(Stored items)
○ ○ ○ ○ ○

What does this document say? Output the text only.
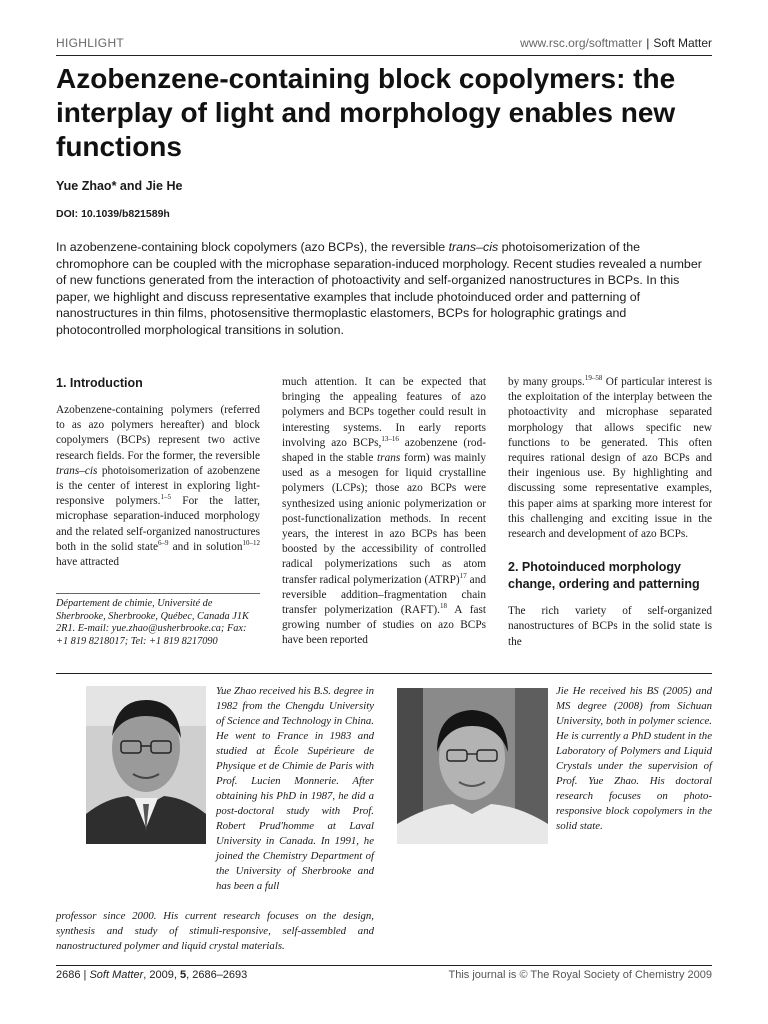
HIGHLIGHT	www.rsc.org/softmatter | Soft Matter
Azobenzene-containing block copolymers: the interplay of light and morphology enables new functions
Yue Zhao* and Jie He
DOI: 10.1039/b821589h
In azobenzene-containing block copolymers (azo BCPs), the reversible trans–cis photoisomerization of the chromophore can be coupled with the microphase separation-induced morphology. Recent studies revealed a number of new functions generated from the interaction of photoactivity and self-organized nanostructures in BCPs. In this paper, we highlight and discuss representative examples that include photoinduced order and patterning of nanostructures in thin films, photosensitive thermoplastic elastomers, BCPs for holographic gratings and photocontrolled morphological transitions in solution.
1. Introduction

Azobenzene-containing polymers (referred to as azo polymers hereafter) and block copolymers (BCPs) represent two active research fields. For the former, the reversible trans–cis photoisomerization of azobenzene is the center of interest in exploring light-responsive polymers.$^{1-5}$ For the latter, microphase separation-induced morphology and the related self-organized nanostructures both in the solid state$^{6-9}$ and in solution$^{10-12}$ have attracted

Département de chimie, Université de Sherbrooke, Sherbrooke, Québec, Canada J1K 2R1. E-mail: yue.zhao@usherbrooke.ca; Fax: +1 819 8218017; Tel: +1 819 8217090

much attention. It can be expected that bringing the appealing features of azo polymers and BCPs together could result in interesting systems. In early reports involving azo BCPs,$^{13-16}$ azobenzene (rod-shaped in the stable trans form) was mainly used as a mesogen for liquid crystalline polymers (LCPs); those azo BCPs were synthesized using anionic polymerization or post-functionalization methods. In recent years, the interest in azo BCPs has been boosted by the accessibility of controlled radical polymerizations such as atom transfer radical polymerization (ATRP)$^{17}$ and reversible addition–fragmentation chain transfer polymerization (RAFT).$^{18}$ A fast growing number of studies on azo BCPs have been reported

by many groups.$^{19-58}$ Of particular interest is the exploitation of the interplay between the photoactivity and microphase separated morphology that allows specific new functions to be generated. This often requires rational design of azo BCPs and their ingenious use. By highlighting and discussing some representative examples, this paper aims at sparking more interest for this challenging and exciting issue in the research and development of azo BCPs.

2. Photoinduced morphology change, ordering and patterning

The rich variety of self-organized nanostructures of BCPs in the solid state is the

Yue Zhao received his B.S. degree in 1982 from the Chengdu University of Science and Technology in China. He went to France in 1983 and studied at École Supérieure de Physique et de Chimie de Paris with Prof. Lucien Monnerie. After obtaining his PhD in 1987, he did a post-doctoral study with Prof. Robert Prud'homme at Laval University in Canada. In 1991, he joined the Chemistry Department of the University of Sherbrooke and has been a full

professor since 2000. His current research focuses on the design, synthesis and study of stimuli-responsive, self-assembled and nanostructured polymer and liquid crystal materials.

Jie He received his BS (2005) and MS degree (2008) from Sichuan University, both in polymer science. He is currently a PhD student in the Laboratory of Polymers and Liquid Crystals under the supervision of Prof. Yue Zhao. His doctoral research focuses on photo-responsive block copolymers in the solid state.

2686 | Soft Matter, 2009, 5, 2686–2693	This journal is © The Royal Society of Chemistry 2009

○ ○ ○ ○ ○

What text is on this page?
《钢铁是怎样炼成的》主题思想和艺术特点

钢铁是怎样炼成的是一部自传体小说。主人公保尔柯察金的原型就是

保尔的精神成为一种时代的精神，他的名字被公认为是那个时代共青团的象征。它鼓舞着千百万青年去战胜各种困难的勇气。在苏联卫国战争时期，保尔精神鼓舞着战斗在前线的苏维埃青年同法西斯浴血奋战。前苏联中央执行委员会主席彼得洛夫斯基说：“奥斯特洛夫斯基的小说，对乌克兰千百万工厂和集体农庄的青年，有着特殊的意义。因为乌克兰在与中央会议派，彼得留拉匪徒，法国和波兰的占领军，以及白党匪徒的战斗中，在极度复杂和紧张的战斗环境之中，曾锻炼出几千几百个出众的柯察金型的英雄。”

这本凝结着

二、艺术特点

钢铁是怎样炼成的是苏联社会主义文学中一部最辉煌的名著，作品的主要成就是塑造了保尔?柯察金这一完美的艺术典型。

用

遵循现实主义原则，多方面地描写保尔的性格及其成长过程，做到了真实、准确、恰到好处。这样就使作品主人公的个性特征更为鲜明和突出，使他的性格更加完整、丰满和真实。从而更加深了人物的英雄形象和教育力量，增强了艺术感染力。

○ ○ ○ ○ ○

What is the number of lines containing "Soft"? Give that number only.

2